Testo:
=-=-=-=-=
Sono in viaggio. Ho portato con me carta e penna ed era da un po’ di tempo che non lo facevo. L’ultima volta ero su un treno, direzione una qualche data in trasferta e ricordo che stavo scrivendo e perfezionando la scaletta del mio live. Da lì a poco dovevo andare a Berlino alla “WORLD BEATBOX BATTLE”. Non a partecipare, non sono uno da challenge, o meglio, me lo sono chiesto spesso ma sinceramente non ho ancora trovato una risposta. Ero ospite. Oggi, qualche anno dopo, sono di nuovo in viaggio, direzione “X”, mini tour con il mio gruppo acapella, 7 elementi, van da 9 posti e autostrada.
In questo primo articolo penso che parlerò di un po’ di storia e del mio punto di vista. Ancora non lo so con certezza. Questo spazio per me è in divenire, improvviso. Che è anche un modo per presentarmi in fondo. Vado di getto, così mi svelo. Fondamentalmente non ho mai scritto per un magazine… ne so meno di zero di scrittura e sfrutterò tutta la mia ignoranza in materia. L’unica cosa che so è che non sono un giornalista e che quindi non dovrò necessariamente rispettare canoni e obblighi dell’osservatore imparziale. Un punto a favore. Anzi è forse bene che io mantenga la criticità dell’artista parlando della mia materia. Cominciamo.
La mia materia: “The Human Beatbox”…traducendo alla lettera: “la scatola umana del ritmo”. Sono passati parecchi anni da quando è stata coniata questa definizione. Erano i primi anni ’80 o forse addirittura fine ’70 e io ero appena nato o stavo per arrivare. 17 Settembre 1981, lo stesso giorno di Doug E. Fresh, ma 15 anni dopo. Questa cosa mi mette sempre uno strano ghigno in faccia. Lo so, fa molto casalinga che si pavoneggia di essere nata lo stesso giorno di Raffaella Carrà, ma è più forte di me!
=-=-=-=-=
Righe di dati:
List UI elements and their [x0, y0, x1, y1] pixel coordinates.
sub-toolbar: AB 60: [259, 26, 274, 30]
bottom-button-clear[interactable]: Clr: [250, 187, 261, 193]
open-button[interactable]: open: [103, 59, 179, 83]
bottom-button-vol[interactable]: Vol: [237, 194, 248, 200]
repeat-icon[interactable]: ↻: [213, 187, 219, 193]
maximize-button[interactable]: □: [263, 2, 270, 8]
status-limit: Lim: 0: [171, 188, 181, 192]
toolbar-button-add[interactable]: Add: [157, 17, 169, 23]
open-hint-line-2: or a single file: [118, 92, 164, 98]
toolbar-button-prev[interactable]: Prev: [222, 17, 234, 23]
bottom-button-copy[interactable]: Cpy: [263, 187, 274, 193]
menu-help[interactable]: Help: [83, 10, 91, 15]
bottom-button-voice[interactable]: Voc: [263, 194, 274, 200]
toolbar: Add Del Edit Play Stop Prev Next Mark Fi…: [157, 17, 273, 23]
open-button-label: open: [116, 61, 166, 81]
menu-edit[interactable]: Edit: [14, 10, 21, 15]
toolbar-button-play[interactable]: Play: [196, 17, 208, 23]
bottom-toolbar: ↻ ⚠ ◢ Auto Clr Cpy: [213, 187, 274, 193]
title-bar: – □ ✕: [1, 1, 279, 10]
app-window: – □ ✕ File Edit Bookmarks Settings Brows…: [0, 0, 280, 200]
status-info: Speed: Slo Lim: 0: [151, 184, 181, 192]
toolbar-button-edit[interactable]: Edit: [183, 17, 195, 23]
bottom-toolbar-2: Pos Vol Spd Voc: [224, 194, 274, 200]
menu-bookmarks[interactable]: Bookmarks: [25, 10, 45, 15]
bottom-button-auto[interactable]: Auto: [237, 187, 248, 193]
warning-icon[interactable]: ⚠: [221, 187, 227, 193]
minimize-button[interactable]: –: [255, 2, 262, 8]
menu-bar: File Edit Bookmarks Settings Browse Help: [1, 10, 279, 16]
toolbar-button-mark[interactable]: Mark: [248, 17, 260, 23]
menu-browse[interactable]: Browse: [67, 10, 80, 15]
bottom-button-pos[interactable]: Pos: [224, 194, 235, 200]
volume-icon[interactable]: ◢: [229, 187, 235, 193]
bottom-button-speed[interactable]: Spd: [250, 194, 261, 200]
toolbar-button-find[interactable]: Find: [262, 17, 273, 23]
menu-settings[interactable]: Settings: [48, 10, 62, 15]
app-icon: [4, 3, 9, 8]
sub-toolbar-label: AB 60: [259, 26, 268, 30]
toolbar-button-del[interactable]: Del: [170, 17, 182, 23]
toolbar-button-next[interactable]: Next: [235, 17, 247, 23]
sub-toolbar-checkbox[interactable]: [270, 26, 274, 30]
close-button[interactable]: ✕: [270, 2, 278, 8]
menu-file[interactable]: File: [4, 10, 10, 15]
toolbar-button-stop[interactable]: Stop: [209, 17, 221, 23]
=-=-=-=-=
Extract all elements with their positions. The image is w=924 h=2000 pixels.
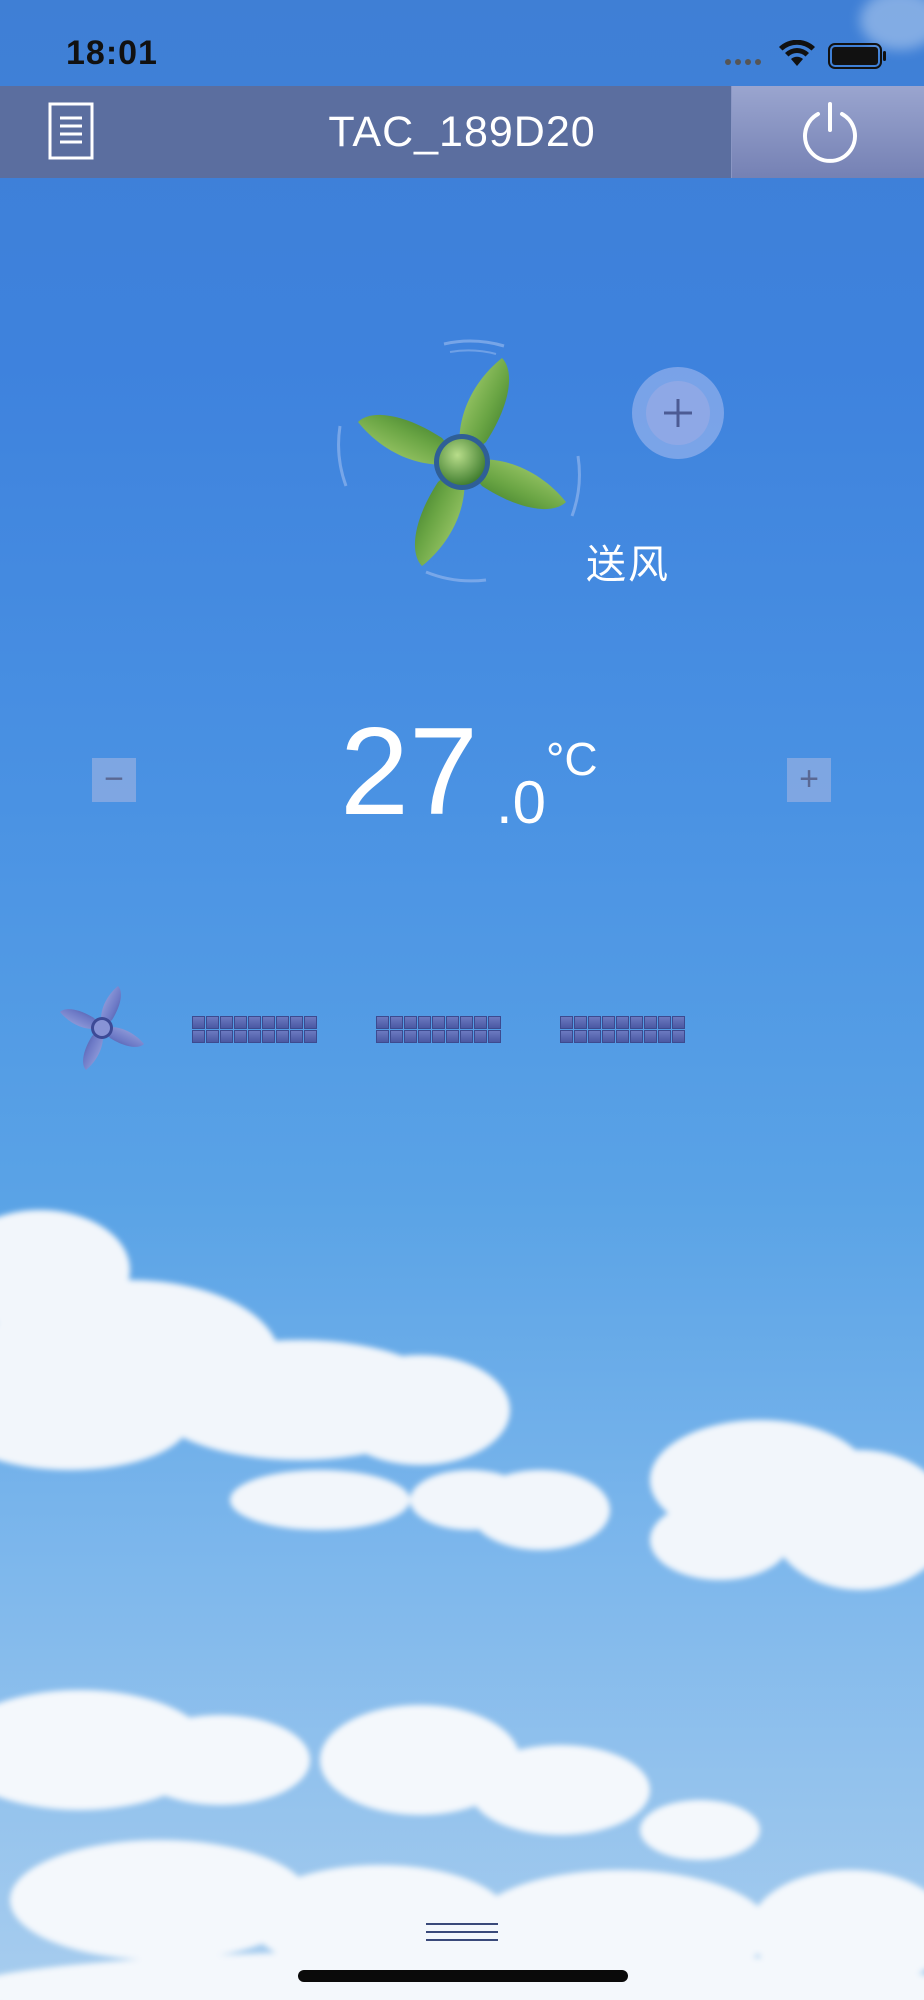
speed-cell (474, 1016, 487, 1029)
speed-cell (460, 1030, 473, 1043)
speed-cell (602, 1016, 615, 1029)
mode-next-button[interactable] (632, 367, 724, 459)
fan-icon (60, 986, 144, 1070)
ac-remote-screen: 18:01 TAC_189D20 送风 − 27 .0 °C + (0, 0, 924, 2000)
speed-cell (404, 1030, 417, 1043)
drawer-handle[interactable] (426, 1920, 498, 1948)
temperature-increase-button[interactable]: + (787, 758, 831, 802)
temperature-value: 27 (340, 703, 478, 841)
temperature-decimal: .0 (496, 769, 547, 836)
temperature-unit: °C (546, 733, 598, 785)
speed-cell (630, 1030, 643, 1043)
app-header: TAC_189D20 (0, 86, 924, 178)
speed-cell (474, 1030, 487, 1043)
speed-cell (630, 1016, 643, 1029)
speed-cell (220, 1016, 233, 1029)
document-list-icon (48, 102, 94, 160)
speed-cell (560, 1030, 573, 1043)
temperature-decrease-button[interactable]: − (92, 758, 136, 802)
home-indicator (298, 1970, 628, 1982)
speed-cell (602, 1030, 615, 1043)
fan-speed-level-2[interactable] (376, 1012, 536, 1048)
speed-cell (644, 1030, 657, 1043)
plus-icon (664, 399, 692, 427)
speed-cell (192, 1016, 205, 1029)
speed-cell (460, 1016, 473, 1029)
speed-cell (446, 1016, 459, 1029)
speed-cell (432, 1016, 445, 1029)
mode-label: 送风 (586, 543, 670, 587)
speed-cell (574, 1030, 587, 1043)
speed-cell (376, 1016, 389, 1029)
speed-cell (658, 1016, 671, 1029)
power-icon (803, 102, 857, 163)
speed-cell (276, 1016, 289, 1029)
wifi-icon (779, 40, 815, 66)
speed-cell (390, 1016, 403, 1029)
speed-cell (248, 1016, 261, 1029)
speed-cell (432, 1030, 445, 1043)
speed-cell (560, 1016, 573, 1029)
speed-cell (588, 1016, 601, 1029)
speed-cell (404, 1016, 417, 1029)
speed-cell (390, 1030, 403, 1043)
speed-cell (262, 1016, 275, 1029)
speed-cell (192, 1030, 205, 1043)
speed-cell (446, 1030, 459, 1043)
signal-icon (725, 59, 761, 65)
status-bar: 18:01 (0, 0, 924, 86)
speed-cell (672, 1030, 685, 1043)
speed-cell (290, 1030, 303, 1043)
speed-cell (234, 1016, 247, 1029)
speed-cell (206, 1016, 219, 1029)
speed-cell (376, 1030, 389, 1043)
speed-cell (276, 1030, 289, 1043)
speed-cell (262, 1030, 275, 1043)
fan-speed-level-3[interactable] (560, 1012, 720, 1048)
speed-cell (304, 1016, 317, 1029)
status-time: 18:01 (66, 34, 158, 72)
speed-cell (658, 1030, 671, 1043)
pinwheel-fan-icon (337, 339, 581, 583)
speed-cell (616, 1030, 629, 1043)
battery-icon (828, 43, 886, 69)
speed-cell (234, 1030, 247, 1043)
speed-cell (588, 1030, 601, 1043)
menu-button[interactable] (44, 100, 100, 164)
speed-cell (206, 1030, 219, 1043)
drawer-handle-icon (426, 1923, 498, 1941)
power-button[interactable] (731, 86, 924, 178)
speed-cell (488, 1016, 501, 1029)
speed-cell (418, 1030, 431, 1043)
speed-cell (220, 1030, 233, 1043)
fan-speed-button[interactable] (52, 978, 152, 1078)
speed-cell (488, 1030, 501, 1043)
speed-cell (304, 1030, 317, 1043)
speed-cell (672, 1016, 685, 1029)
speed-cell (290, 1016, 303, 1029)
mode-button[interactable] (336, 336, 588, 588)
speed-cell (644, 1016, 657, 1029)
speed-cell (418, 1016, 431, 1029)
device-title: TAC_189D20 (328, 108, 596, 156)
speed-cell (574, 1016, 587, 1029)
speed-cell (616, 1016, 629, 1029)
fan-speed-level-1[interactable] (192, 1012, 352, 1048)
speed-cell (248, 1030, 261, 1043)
=-=-=-=-=
Problemi:
- 1) Copia dal testo sul beatbox la parte che si apre con le parole contenenti "In questo primo" e si chiude con "mia materia. Cominciamo.", senza cambiare nulla.
- 2) Traduci in inglese questa frase del testo sul beatbox: "Sono passati parecchi anni da quando è stata coniata questa definizione."
- 3) Riprendi il testo sul beatbox dal punto in cui si ferma e portalo avanti.
Le righe non hanno alcun ruolo in questo lavoro.

Risultati per compito:
- 1)
In questo primo articolo penso che parlerò di un po’ di storia e del mio punto di vista. Ancora non lo so con certezza. Questo spazio per me è in divenire, improvviso. Che è anche un modo per presentarmi in fondo. Vado di getto, così mi svelo. Fondamentalmente non ho mai scritto per un magazine… ne so meno di zero di scrittura e sfrutterò tutta la mia ignoranza in materia. L’unica cosa che so è che non sono un giornalista e che quindi non dovrò necessariamente rispettare canoni e obblighi dell’osservatore imparziale. Un punto a favore. Anzi è forse bene che io mantenga la criticità dell’artista parlando della mia materia. Cominciamo.

- 2) Many years have passed since this definition was coined.

- 3)
Doug E. Fresh è uno dei pionieri dell’ Hip Hop made in New York City, rapper e producer e, sicuramente, il padre del beatbox. Questo è un suo cameo durante la scena finale del film “Beat Street”.
A proposito, il mio consiglio è ovviamente di vederlo il film in questione. E’ un ottimo documentario, sebbene romanzato, con una serie di interpreti illustri di quel periodo, alcuni tra i fondatori della cultura a doppia H. Doug è stato il primo, o uno dei primi, a portare al grande pubblico la sua arte. Un’arte presa dalla strada, con tutte le sue motivazioni, i suoi studi e tutto un contesto culturale ben definito, e portata al grande pubblico. Parte integrante dello show. E’ stato il pioniere di un grande movimento.
Personalmente sono dell’idea che futuro e innovazione siano i motori principali del concetto di evoluzione e che questa sia la giusta direzione a cui guardare. Senza dubbio. E’ una definizione così banale da renderla sempre vera e valida e scontata per ogni campo. Arte compresa. Musica compresa. Beatbox compreso. Di contro penso però che conoscere le radici sia l’unico mezzo per far si che l’evoluzione veda la luce. Soullee B direbbe “Roots and Culture, man!”. Preso alla lettera. Radici e cultura.
Ci sono dei precedenti!! Il vocal drumming nei gruppi acapella e lo skat nell’ era del Bibop ad esempio. Nella storia della musica documentata e reperibile nell’ultimo secolo ricorre sempre la necessità artistica di confrontarsi con lo strumento. Imitare lo strumento. Sostituirsi allo strumento. Al suono. Lo stesso strumento costruito dall’uomo. Come se alla fine fosse lo strumento stesso a voler imitare il pensiero dell’uomo e non il contrario. Non smetterà mai di affascinarmi questa visione rovesciata. A volte mi capita di esibirmi in festival dove ci sono più e più gruppi, strumenti ovunque sul palco, cavi, gente che ti gira attorno… e io mi soffermo sempre un minuto abbondante ad ammirare “Sua Altezza La Batteria” che a sua volta se ne sta lì tranquilla a guardarmi come se fosse incuriosita dal mio soundcheck. Divagazioni romantiche. Scusate.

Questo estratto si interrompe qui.